- **EXERCISE DESCRIPTION**:
Copy out the following material line for line without changing anything.

- **RECORD SET**:

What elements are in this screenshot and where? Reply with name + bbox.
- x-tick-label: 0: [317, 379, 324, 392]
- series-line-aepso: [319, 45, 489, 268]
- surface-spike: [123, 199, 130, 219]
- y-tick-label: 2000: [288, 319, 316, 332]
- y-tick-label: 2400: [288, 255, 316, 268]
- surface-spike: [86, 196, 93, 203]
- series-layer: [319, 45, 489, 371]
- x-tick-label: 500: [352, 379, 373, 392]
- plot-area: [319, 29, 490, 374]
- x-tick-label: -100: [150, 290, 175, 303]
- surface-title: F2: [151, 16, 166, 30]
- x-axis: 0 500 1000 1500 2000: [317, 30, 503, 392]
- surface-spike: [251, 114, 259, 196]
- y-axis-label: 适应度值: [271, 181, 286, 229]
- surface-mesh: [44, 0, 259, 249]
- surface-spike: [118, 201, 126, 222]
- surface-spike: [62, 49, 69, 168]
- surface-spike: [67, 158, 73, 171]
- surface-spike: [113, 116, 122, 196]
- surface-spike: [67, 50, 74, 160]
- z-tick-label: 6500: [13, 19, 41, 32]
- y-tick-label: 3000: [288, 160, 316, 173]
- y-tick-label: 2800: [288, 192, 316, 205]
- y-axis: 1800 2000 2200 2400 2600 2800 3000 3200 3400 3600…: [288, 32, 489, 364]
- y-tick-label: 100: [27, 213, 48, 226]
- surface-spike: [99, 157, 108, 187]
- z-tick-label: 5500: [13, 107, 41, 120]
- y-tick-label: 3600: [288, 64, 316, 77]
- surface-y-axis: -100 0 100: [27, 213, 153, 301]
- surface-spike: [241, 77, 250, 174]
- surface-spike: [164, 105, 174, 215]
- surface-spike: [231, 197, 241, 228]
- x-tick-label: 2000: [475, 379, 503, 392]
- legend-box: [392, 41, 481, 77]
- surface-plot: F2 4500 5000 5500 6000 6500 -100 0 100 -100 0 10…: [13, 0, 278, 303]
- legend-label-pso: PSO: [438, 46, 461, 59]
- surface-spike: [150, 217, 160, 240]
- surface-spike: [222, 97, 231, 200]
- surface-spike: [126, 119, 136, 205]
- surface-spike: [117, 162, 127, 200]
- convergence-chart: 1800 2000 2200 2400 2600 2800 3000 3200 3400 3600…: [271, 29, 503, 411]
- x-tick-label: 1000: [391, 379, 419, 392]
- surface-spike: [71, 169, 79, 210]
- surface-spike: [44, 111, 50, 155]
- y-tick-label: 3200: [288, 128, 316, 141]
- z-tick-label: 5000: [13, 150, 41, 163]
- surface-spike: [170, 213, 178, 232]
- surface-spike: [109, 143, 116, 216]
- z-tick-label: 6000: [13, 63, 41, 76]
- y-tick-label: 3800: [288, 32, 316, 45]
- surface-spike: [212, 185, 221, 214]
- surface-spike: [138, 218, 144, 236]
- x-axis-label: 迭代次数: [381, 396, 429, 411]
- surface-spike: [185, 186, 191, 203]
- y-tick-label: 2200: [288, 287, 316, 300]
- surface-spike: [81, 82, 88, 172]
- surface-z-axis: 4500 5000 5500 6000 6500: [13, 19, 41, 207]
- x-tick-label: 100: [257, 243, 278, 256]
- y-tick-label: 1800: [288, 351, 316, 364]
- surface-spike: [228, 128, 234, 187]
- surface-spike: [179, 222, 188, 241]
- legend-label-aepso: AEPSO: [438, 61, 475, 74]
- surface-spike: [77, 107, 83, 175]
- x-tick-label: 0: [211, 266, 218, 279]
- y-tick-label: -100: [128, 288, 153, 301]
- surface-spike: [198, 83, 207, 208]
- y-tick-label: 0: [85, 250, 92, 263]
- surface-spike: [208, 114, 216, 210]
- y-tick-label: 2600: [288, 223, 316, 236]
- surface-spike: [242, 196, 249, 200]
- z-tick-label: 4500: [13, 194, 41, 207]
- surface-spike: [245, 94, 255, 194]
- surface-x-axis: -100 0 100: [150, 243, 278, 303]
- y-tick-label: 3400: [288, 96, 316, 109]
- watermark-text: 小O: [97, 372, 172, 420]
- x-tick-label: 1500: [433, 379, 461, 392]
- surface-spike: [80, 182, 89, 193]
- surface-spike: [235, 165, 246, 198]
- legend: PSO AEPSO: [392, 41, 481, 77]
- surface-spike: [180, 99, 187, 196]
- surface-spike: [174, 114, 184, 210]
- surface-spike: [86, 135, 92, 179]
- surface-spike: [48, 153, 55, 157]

- **WRITTEN REPLY**:
What elements are in this screenshot and where? Reply with name + bbox.
- x-tick-label: 0: [317, 379, 324, 392]
- series-line-aepso: [319, 45, 489, 268]
- surface-spike: [123, 199, 130, 219]
- y-tick-label: 2000: [288, 319, 316, 332]
- y-tick-label: 2400: [288, 255, 316, 268]
- surface-spike: [86, 196, 93, 203]
- series-layer: [319, 45, 489, 371]
- x-tick-label: 500: [352, 379, 373, 392]
- plot-area: [319, 29, 490, 374]
- x-tick-label: -100: [150, 290, 175, 303]
- surface-title: F2: [151, 16, 166, 30]
- x-axis: 0 500 1000 1500 2000: [317, 30, 503, 392]
- surface-spike: [251, 114, 259, 196]
- y-axis-label: 适应度值: [271, 181, 286, 229]
- surface-mesh: [44, 0, 259, 249]
- surface-spike: [118, 201, 126, 222]
- surface-spike: [62, 49, 69, 168]
- surface-spike: [67, 158, 73, 171]
- surface-spike: [113, 116, 122, 196]
- surface-spike: [67, 50, 74, 160]
- z-tick-label: 6500: [13, 19, 41, 32]
- y-tick-label: 3000: [288, 160, 316, 173]
- y-tick-label: 2800: [288, 192, 316, 205]
- y-axis: 1800 2000 2200 2400 2600 2800 3000 3200 3400 3600…: [288, 32, 489, 364]
- y-tick-label: 100: [27, 213, 48, 226]
- surface-spike: [99, 157, 108, 187]
- z-tick-label: 5500: [13, 107, 41, 120]
- y-tick-label: 3600: [288, 64, 316, 77]
- surface-y-axis: -100 0 100: [27, 213, 153, 301]
- surface-spike: [241, 77, 250, 174]
- surface-spike: [164, 105, 174, 215]
- surface-spike: [231, 197, 241, 228]
- x-tick-label: 2000: [475, 379, 503, 392]
- legend-box: [392, 41, 481, 77]
- surface-plot: F2 4500 5000 5500 6000 6500 -100 0 100 -100 0 10…: [13, 0, 278, 303]
- legend-label-pso: PSO: [438, 46, 461, 59]
- surface-spike: [150, 217, 160, 240]
- surface-spike: [222, 97, 231, 200]
- surface-spike: [126, 119, 136, 205]
- surface-spike: [117, 162, 127, 200]
- convergence-chart: 1800 2000 2200 2400 2600 2800 3000 3200 3400 3600…: [271, 29, 503, 411]
- x-tick-label: 1000: [391, 379, 419, 392]
- surface-spike: [71, 169, 79, 210]
- surface-spike: [44, 111, 50, 155]
- y-tick-label: 3200: [288, 128, 316, 141]
- z-tick-label: 5000: [13, 150, 41, 163]
- surface-spike: [170, 213, 178, 232]
- surface-spike: [109, 143, 116, 216]
- z-tick-label: 6000: [13, 63, 41, 76]
- y-tick-label: 3800: [288, 32, 316, 45]
- surface-spike: [212, 185, 221, 214]
- surface-spike: [138, 218, 144, 236]
- x-axis-label: 迭代次数: [381, 396, 429, 411]
- surface-spike: [185, 186, 191, 203]
- y-tick-label: 2200: [288, 287, 316, 300]
- surface-spike: [81, 82, 88, 172]
- surface-z-axis: 4500 5000 5500 6000 6500: [13, 19, 41, 207]
- x-tick-label: 100: [257, 243, 278, 256]
- y-tick-label: 1800: [288, 351, 316, 364]
- surface-spike: [228, 128, 234, 187]
- surface-spike: [179, 222, 188, 241]
- legend-label-aepso: AEPSO: [438, 61, 475, 74]
- surface-spike: [77, 107, 83, 175]
- x-tick-label: 0: [211, 266, 218, 279]
- y-tick-label: -100: [128, 288, 153, 301]
- surface-spike: [198, 83, 207, 208]
- y-tick-label: 0: [85, 250, 92, 263]
- surface-spike: [208, 114, 216, 210]
- y-tick-label: 2600: [288, 223, 316, 236]
- surface-spike: [242, 196, 249, 200]
- z-tick-label: 4500: [13, 194, 41, 207]
- surface-spike: [245, 94, 255, 194]
- surface-x-axis: -100 0 100: [150, 243, 278, 303]
- y-tick-label: 3400: [288, 96, 316, 109]
- watermark-text: 小O: [97, 372, 172, 420]
- x-tick-label: 1500: [433, 379, 461, 392]
- surface-spike: [80, 182, 89, 193]
- surface-spike: [235, 165, 246, 198]
- legend: PSO AEPSO: [392, 41, 481, 77]
- surface-spike: [180, 99, 187, 196]
- surface-spike: [174, 114, 184, 210]
- surface-spike: [86, 135, 92, 179]
- surface-spike: [48, 153, 55, 157]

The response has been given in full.